TASK TO COMPLETE> Find and copy each line of the records where the string "reshape" shows up.

PROVIDED RECORDS>

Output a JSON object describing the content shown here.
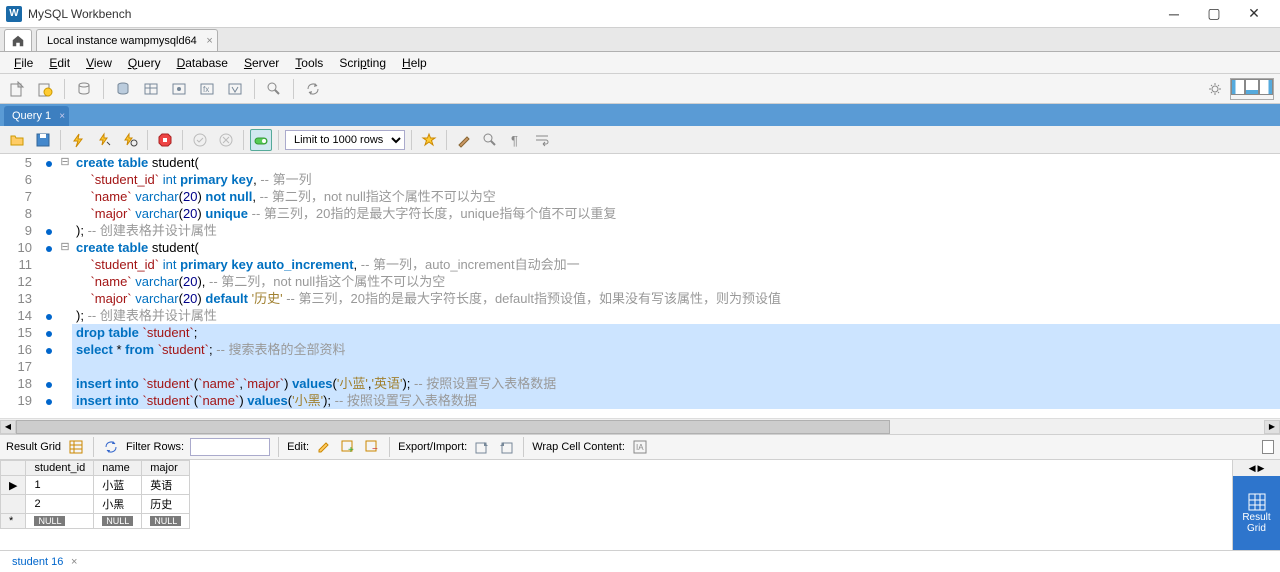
{
  "title": "MySQL Workbench",
  "connection_tab": "Local instance wampmysqld64",
  "menus": [
    "File",
    "Edit",
    "View",
    "Query",
    "Database",
    "Server",
    "Tools",
    "Scripting",
    "Help"
  ],
  "query_tab": "Query 1",
  "limit_label": "Limit to 1000 rows",
  "code": [
    {
      "n": 5,
      "marker": true,
      "fold": "⊟",
      "sel": false,
      "html": "<span class='kw'>create</span> <span class='kw'>table</span> student("
    },
    {
      "n": 6,
      "marker": false,
      "fold": "",
      "sel": false,
      "html": "    <span class='id'>`student_id`</span> <span class='fn'>int</span> <span class='kw'>primary key</span>, <span class='cmt'>-- 第一列</span>"
    },
    {
      "n": 7,
      "marker": false,
      "fold": "",
      "sel": false,
      "html": "    <span class='id'>`name`</span> <span class='fn'>varchar</span>(<span class='num'>20</span>) <span class='kw'>not null</span>, <span class='cmt'>-- 第二列，not null指这个属性不可以为空</span>"
    },
    {
      "n": 8,
      "marker": false,
      "fold": "",
      "sel": false,
      "html": "    <span class='id'>`major`</span> <span class='fn'>varchar</span>(<span class='num'>20</span>) <span class='kw'>unique</span> <span class='cmt'>-- 第三列，20指的是最大字符长度，unique指每个值不可以重复</span>"
    },
    {
      "n": 9,
      "marker": true,
      "fold": "",
      "sel": false,
      "html": "); <span class='cmt'>-- 创建表格并设计属性</span>"
    },
    {
      "n": 10,
      "marker": true,
      "fold": "⊟",
      "sel": false,
      "html": "<span class='kw'>create</span> <span class='kw'>table</span> student("
    },
    {
      "n": 11,
      "marker": false,
      "fold": "",
      "sel": false,
      "html": "    <span class='id'>`student_id`</span> <span class='fn'>int</span> <span class='kw'>primary key</span> <span class='kw'>auto_increment</span>, <span class='cmt'>-- 第一列，auto_increment自动会加一</span>"
    },
    {
      "n": 12,
      "marker": false,
      "fold": "",
      "sel": false,
      "html": "    <span class='id'>`name`</span> <span class='fn'>varchar</span>(<span class='num'>20</span>), <span class='cmt'>-- 第二列，not null指这个属性不可以为空</span>"
    },
    {
      "n": 13,
      "marker": false,
      "fold": "",
      "sel": false,
      "html": "    <span class='id'>`major`</span> <span class='fn'>varchar</span>(<span class='num'>20</span>) <span class='kw'>default</span> <span class='str'>'历史'</span> <span class='cmt'>-- 第三列，20指的是最大字符长度，default指预设值，如果没有写该属性，则为预设值</span>"
    },
    {
      "n": 14,
      "marker": true,
      "fold": "",
      "sel": false,
      "html": "); <span class='cmt'>-- 创建表格并设计属性</span>"
    },
    {
      "n": 15,
      "marker": true,
      "fold": "",
      "sel": true,
      "html": "<span class='kw'>drop</span> <span class='kw'>table</span> <span class='id'>`student`</span>;"
    },
    {
      "n": 16,
      "marker": true,
      "fold": "",
      "sel": true,
      "html": "<span class='kw'>select</span> * <span class='kw'>from</span> <span class='id'>`student`</span>; <span class='cmt'>-- 搜索表格的全部资料</span>"
    },
    {
      "n": 17,
      "marker": false,
      "fold": "",
      "sel": true,
      "html": " "
    },
    {
      "n": 18,
      "marker": true,
      "fold": "",
      "sel": true,
      "html": "<span class='kw'>insert into</span> <span class='id'>`student`</span>(<span class='id'>`name`</span>,<span class='id'>`major`</span>) <span class='kw'>values</span>(<span class='str'>'小蓝'</span>,<span class='str'>'英语'</span>); <span class='cmt'>-- 按照设置写入表格数据</span>"
    },
    {
      "n": 19,
      "marker": true,
      "fold": "",
      "sel": true,
      "html": "<span class='kw'>insert into</span> <span class='id'>`student`</span>(<span class='id'>`name`</span>) <span class='kw'>values</span>(<span class='str'>'小黑'</span>); <span class='cmt'>-- 按照设置写入表格数据</span>"
    }
  ],
  "result_toolbar": {
    "grid_label": "Result Grid",
    "filter_label": "Filter Rows:",
    "edit_label": "Edit:",
    "export_label": "Export/Import:",
    "wrap_label": "Wrap Cell Content:"
  },
  "result_side": "Result\nGrid",
  "grid": {
    "columns": [
      "student_id",
      "name",
      "major"
    ],
    "rows": [
      {
        "id": "1",
        "name": "小蓝",
        "major": "英语"
      },
      {
        "id": "2",
        "name": "小黑",
        "major": "历史"
      }
    ],
    "null_label": "NULL"
  },
  "bottom_tab": "student 16"
}
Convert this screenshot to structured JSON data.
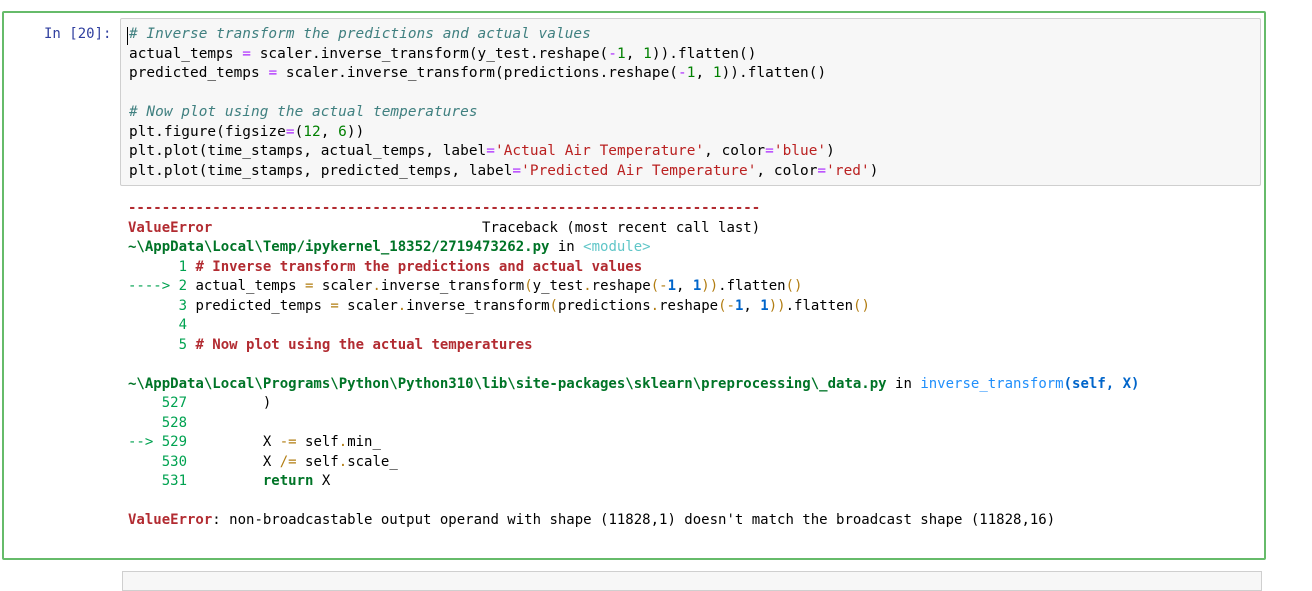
{
  "cell": {
    "prompt": "In [20]:",
    "code_lines": [
      {
        "parts": [
          {
            "t": "# Inverse transform the predictions and actual values",
            "c": "cm"
          }
        ]
      },
      {
        "parts": [
          {
            "t": "actual_temps "
          },
          {
            "t": "=",
            "c": "op"
          },
          {
            "t": " scaler.inverse_transform(y_test.reshape("
          },
          {
            "t": "-",
            "c": "op"
          },
          {
            "t": "1",
            "c": "num"
          },
          {
            "t": ", "
          },
          {
            "t": "1",
            "c": "num"
          },
          {
            "t": ")).flatten()"
          }
        ]
      },
      {
        "parts": [
          {
            "t": "predicted_temps "
          },
          {
            "t": "=",
            "c": "op"
          },
          {
            "t": " scaler.inverse_transform(predictions.reshape("
          },
          {
            "t": "-",
            "c": "op"
          },
          {
            "t": "1",
            "c": "num"
          },
          {
            "t": ", "
          },
          {
            "t": "1",
            "c": "num"
          },
          {
            "t": ")).flatten()"
          }
        ]
      },
      {
        "parts": [
          {
            "t": ""
          }
        ]
      },
      {
        "parts": [
          {
            "t": "# Now plot using the actual temperatures",
            "c": "cm"
          }
        ]
      },
      {
        "parts": [
          {
            "t": "plt.figure(figsize"
          },
          {
            "t": "=",
            "c": "op"
          },
          {
            "t": "("
          },
          {
            "t": "12",
            "c": "num"
          },
          {
            "t": ", "
          },
          {
            "t": "6",
            "c": "num"
          },
          {
            "t": "))"
          }
        ]
      },
      {
        "parts": [
          {
            "t": "plt.plot(time_stamps, actual_temps, label"
          },
          {
            "t": "=",
            "c": "op"
          },
          {
            "t": "'Actual Air Temperature'",
            "c": "str"
          },
          {
            "t": ", color"
          },
          {
            "t": "=",
            "c": "op"
          },
          {
            "t": "'blue'",
            "c": "str"
          },
          {
            "t": ")"
          }
        ]
      },
      {
        "parts": [
          {
            "t": "plt.plot(time_stamps, predicted_temps, label"
          },
          {
            "t": "=",
            "c": "op"
          },
          {
            "t": "'Predicted Air Temperature'",
            "c": "str"
          },
          {
            "t": ", color"
          },
          {
            "t": "=",
            "c": "op"
          },
          {
            "t": "'red'",
            "c": "str"
          },
          {
            "t": ")"
          }
        ]
      }
    ],
    "output_lines": [
      {
        "parts": [
          {
            "t": "---------------------------------------------------------------------------",
            "c": "ansi-red"
          }
        ]
      },
      {
        "parts": [
          {
            "t": "ValueError",
            "c": "ansi-red"
          },
          {
            "t": "                                Traceback (most recent call last)"
          }
        ]
      },
      {
        "parts": [
          {
            "t": "~\\AppData\\Local\\Temp/ipykernel_18352/2719473262.py",
            "c": "ansi-green"
          },
          {
            "t": " in "
          },
          {
            "t": "<module>",
            "c": "ansi-cyan"
          }
        ]
      },
      {
        "parts": [
          {
            "t": "      1",
            "c": "ansi-ln"
          },
          {
            "t": " # Inverse transform the predictions and actual values",
            "c": "ansi-red"
          }
        ]
      },
      {
        "parts": [
          {
            "t": "----> 2",
            "c": "ansi-ln"
          },
          {
            "t": " actual_temps "
          },
          {
            "t": "=",
            "c": "ansi-yel"
          },
          {
            "t": " scaler"
          },
          {
            "t": ".",
            "c": "ansi-yel"
          },
          {
            "t": "inverse_transform"
          },
          {
            "t": "(",
            "c": "ansi-yel"
          },
          {
            "t": "y_test"
          },
          {
            "t": ".",
            "c": "ansi-yel"
          },
          {
            "t": "reshape"
          },
          {
            "t": "(",
            "c": "ansi-yel"
          },
          {
            "t": "-",
            "c": "ansi-yel"
          },
          {
            "t": "1",
            "c": "ansi-blue"
          },
          {
            "t": ", "
          },
          {
            "t": "1",
            "c": "ansi-blue"
          },
          {
            "t": "))",
            "c": "ansi-yel"
          },
          {
            "t": "."
          },
          {
            "t": "flatten"
          },
          {
            "t": "()",
            "c": "ansi-yel"
          }
        ]
      },
      {
        "parts": [
          {
            "t": "      3",
            "c": "ansi-ln"
          },
          {
            "t": " predicted_temps "
          },
          {
            "t": "=",
            "c": "ansi-yel"
          },
          {
            "t": " scaler"
          },
          {
            "t": ".",
            "c": "ansi-yel"
          },
          {
            "t": "inverse_transform"
          },
          {
            "t": "(",
            "c": "ansi-yel"
          },
          {
            "t": "predictions"
          },
          {
            "t": ".",
            "c": "ansi-yel"
          },
          {
            "t": "reshape"
          },
          {
            "t": "(",
            "c": "ansi-yel"
          },
          {
            "t": "-",
            "c": "ansi-yel"
          },
          {
            "t": "1",
            "c": "ansi-blue"
          },
          {
            "t": ", "
          },
          {
            "t": "1",
            "c": "ansi-blue"
          },
          {
            "t": "))",
            "c": "ansi-yel"
          },
          {
            "t": "."
          },
          {
            "t": "flatten"
          },
          {
            "t": "()",
            "c": "ansi-yel"
          }
        ]
      },
      {
        "parts": [
          {
            "t": "      4",
            "c": "ansi-ln"
          }
        ]
      },
      {
        "parts": [
          {
            "t": "      5",
            "c": "ansi-ln"
          },
          {
            "t": " # Now plot using the actual temperatures",
            "c": "ansi-red"
          }
        ]
      },
      {
        "parts": [
          {
            "t": ""
          }
        ]
      },
      {
        "parts": [
          {
            "t": "~\\AppData\\Local\\Programs\\Python\\Python310\\lib\\site-packages\\sklearn\\preprocessing\\_data.py",
            "c": "ansi-green"
          },
          {
            "t": " in "
          },
          {
            "t": "inverse_transform",
            "c": "ansi-plain-blue"
          },
          {
            "t": "(self, X)",
            "c": "ansi-blue"
          }
        ]
      },
      {
        "parts": [
          {
            "t": "    527",
            "c": "ansi-ln"
          },
          {
            "t": "         )"
          }
        ]
      },
      {
        "parts": [
          {
            "t": "    528",
            "c": "ansi-ln"
          }
        ]
      },
      {
        "parts": [
          {
            "t": "--> 529",
            "c": "ansi-ln"
          },
          {
            "t": "         X "
          },
          {
            "t": "-=",
            "c": "ansi-yel"
          },
          {
            "t": " self"
          },
          {
            "t": ".",
            "c": "ansi-yel"
          },
          {
            "t": "min_"
          }
        ]
      },
      {
        "parts": [
          {
            "t": "    530",
            "c": "ansi-ln"
          },
          {
            "t": "         X "
          },
          {
            "t": "/=",
            "c": "ansi-yel"
          },
          {
            "t": " self"
          },
          {
            "t": ".",
            "c": "ansi-yel"
          },
          {
            "t": "scale_"
          }
        ]
      },
      {
        "parts": [
          {
            "t": "    531",
            "c": "ansi-ln"
          },
          {
            "t": "         "
          },
          {
            "t": "return",
            "c": "ansi-green"
          },
          {
            "t": " X"
          }
        ]
      },
      {
        "parts": [
          {
            "t": ""
          }
        ]
      },
      {
        "parts": [
          {
            "t": "ValueError",
            "c": "ansi-red"
          },
          {
            "t": ": non-broadcastable output operand with shape (11828,1) doesn't match the broadcast shape (11828,16)"
          }
        ]
      }
    ]
  }
}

ANSWER TO THIS TASK>
            "t": " scaler.inverse_transform(y_test.reshape("
            "t": " scaler.inverse_transform(predictions.reshape("
            "t": "reshape"
            "t": "reshape"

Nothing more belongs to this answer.